▸ **Problem description**: Tally how many lines of these entries hold the string "JSON". Return the number alone.

▸ **Working data**:
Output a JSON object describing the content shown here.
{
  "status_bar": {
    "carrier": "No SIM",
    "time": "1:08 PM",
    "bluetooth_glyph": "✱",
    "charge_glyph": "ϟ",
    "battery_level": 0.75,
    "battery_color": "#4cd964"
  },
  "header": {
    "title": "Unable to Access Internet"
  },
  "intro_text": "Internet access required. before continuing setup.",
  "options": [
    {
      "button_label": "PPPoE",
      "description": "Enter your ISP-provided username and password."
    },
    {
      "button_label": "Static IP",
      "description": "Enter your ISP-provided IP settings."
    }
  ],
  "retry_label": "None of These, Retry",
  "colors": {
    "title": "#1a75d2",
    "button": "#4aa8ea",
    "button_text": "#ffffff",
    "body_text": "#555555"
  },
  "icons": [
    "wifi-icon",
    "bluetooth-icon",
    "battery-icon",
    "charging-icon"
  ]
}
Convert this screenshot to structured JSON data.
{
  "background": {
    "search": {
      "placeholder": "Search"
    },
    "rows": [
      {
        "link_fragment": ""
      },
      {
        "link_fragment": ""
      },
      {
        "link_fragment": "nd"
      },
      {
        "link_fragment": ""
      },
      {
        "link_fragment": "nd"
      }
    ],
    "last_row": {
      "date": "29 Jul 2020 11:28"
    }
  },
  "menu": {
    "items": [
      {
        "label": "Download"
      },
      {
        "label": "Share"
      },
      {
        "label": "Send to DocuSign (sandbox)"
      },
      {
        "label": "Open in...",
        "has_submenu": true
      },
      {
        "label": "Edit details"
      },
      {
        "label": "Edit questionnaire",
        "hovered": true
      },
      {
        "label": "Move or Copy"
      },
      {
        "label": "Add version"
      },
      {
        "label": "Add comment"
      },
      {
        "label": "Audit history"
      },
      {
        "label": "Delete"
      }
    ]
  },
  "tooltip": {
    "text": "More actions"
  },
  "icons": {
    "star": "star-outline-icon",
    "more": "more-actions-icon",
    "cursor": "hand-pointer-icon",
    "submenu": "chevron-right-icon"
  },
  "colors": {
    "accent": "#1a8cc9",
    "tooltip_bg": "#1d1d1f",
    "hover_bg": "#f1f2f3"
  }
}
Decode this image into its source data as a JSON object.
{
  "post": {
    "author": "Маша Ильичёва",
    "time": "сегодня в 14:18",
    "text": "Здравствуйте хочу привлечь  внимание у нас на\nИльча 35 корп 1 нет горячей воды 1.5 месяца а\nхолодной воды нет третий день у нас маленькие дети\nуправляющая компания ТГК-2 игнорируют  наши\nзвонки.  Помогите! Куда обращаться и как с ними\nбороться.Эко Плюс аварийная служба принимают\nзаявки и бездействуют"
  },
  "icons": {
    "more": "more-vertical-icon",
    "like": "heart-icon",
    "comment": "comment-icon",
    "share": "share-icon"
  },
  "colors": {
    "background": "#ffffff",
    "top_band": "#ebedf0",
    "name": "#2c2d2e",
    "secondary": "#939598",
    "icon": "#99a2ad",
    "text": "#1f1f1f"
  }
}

▸ **Output of the exercise**: 3